* [QUOTED TEXT]
Jermaine Dye (search) is off to a big start in his second World Series. Dye homered off Roger Clemens in the first inning and walked twice to help the Chicago White Sox beat the Houston Astros 5-3 Saturday night in Game 1.

The oft-injured right fielder is playing in his first World Series (search) since his rookie year with Atlanta in 1996, when he went 2-for-17 (.118) with one RBI against the New York Yankees.

"Being a rookie, you don't know what to expect out of a World Series. You're just happy to be there. It's basically a lot of rah-rah," Dye said. "Now, I've had a lot of playoff experience with Oakland. This is my fifth time in the postseason. I'm just happy to get back and I hope to get a ring this time."

Batting third in the lineup, Dye fouled off some tough pitches from Clemens and drove a 3-2 delivery over the right-field fence for his first homer in this postseason.

"Just got a fastball out over the plate and did what I wanted to do," Dye said. "I think the ball was carrying. I think the wind was bouncing off the stands and sending the ball back out."

It was Chicago's first World Series home run since Ted Kluszewski's three-run shot in Game 6 of the 1959 World Series at Comiskey Park (search) against the Los Angeles Dodgers.

"When I hit it, I thought it was probably gone," Dye said.

Big Stars Back Home

Ozzie Guillen saw Luis Aparicio and moved quickly to give him a big hug, two Venezuelans and former White Sox shortstops united at the World Series.

* [ENTRIES SUPPLIED]
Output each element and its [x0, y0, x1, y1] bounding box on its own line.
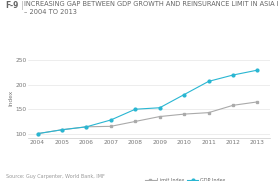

--

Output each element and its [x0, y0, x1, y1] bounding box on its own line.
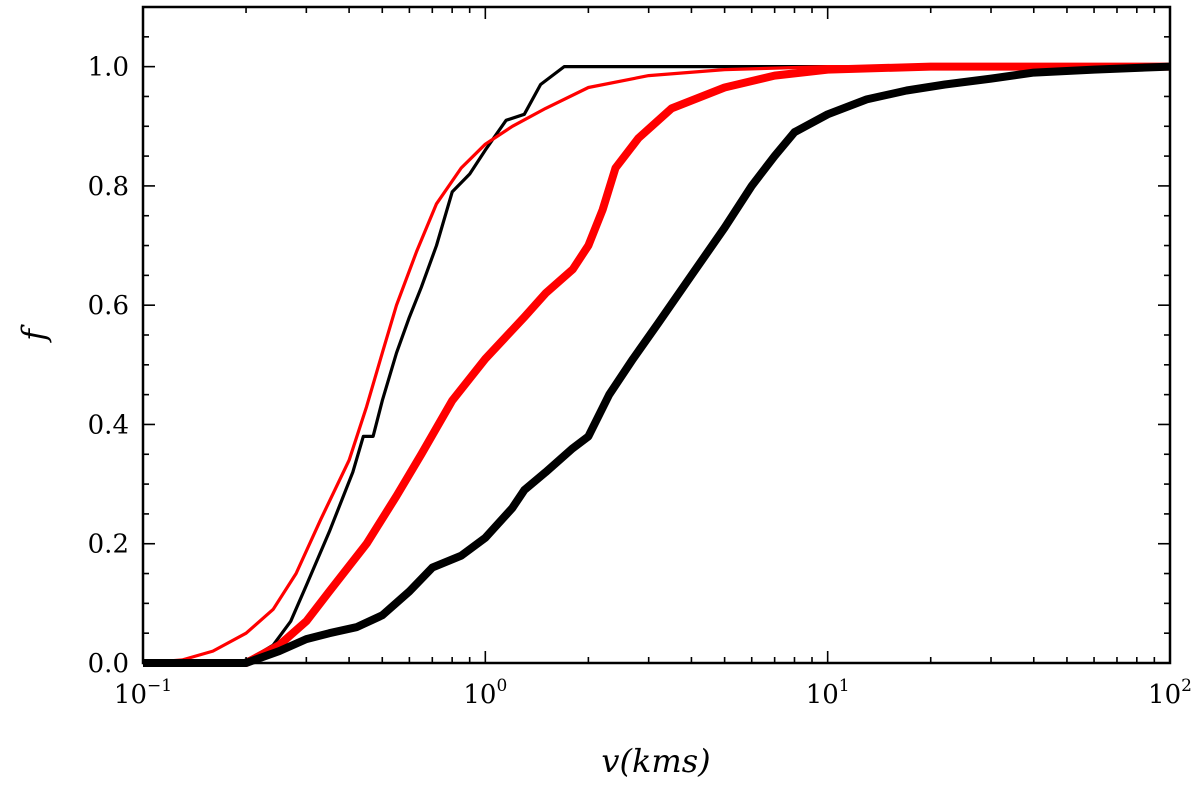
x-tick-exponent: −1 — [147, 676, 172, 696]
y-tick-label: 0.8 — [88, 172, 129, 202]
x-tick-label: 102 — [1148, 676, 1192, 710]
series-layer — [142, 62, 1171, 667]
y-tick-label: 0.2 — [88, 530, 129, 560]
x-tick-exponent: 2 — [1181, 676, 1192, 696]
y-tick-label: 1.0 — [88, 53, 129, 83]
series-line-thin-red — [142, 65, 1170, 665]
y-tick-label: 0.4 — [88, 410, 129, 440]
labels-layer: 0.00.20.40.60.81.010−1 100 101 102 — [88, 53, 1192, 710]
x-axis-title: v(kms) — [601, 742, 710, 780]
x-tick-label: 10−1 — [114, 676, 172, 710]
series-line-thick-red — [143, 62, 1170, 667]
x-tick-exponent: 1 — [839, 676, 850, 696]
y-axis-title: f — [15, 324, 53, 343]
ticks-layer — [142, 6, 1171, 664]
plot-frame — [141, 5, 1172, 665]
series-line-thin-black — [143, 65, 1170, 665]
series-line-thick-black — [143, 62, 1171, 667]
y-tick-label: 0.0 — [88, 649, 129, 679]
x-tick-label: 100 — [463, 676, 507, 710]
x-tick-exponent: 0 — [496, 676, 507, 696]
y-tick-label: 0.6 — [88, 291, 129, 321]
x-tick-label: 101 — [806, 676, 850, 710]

* [SET TASK 1]
Answer these questions about the World Series article:
(a) Which team was Dye with as a rookie in the 1996 World Series?
(b) What was the count when Dye hit his home run off Clemens?
(c) Who hit Chicago's previous World Series home run, and in which game?
* [SET TASK 2] Can you carry the World Series article forward from its last sentence?

* [RESPONSE 1]
(a) Atlanta
(b) 3-2
(c) Ted Kluszewski, in Game 6 of the 1959 World Series

* [RESPONSE 2]
"He deserves everything. He's been a great friend and he's the same person I've known since was a kid. He hasn't changed a bit," Aparicio said of Guillen, who managed the White Sox to their first World Series since 1959. That's the year the slick-fielding Aparicio stole 56 bases and helped the "Go-Go Sox" win the pennant before they lost the Series to the Dodgers.

Aparicio was the AL Rookie of the Year in 1956 and Guillen got the honor in 1985.

No wonder their native country is filled with White Sox fans.

"He's got Venezuela people crazy," Aparicio said. "Everybody was asking if he had a chance, if he's going to win. ... This is something that is big, huge in Venezuela," Aparicio said.

Before he caught a first pitch from Aparicio, Guillen was given a statue named after Aparicio from the Venezuelan people. White Sox chairman Jerry Reinsdorf made the presentation.

"I remember I was Rookie of the Year, it was a great honor to be in that same position in that same level that Luis Aparicio was," Guillen said. "Too bad I was not as good a player to be a Hall of Famer like he is. But to know him is an honor."

Joining Aparicio on the mound as he threw out the first pitch Saturday night were 1959 teammates, Bob Shaw, J.C. Martin, Billy Pierce, Jim Landis and Jim Rivera.

Lefty Matchup

Andy Pettitte, a seasoned veteran of the postseason and the World Series during his career with the New York Yankees, will pitch Sunday night's Game 2 against Chicago lefty Mark Buehrle.

"This is right there with my first trip in 1996," Pettitte said, describing the thrill of helping the Astros in their first appearance.

Pettitte has the reputation as a top big-game pitcher, especially in the postseason where he is 14-9 in his career, including 3-4 in the World Series. He's 1-1 so far this season.

"I've had a lot of chances to pitch in a lot of big games with New York and it's helped me I think to be able to relax and to be able to calm myself down," said Pettitte, who was injured when the Astros won the NL wild card in 2004.

"I'm like a kid in a candy store, again, though, because I missed out last year. So these postseason games are so different and I didn't have a chance to have those last year with the injury."

Buehrle, 2-0 so far in the postseason, will be making his first appearance in the World Series. And Pettitte is someone he's always admired.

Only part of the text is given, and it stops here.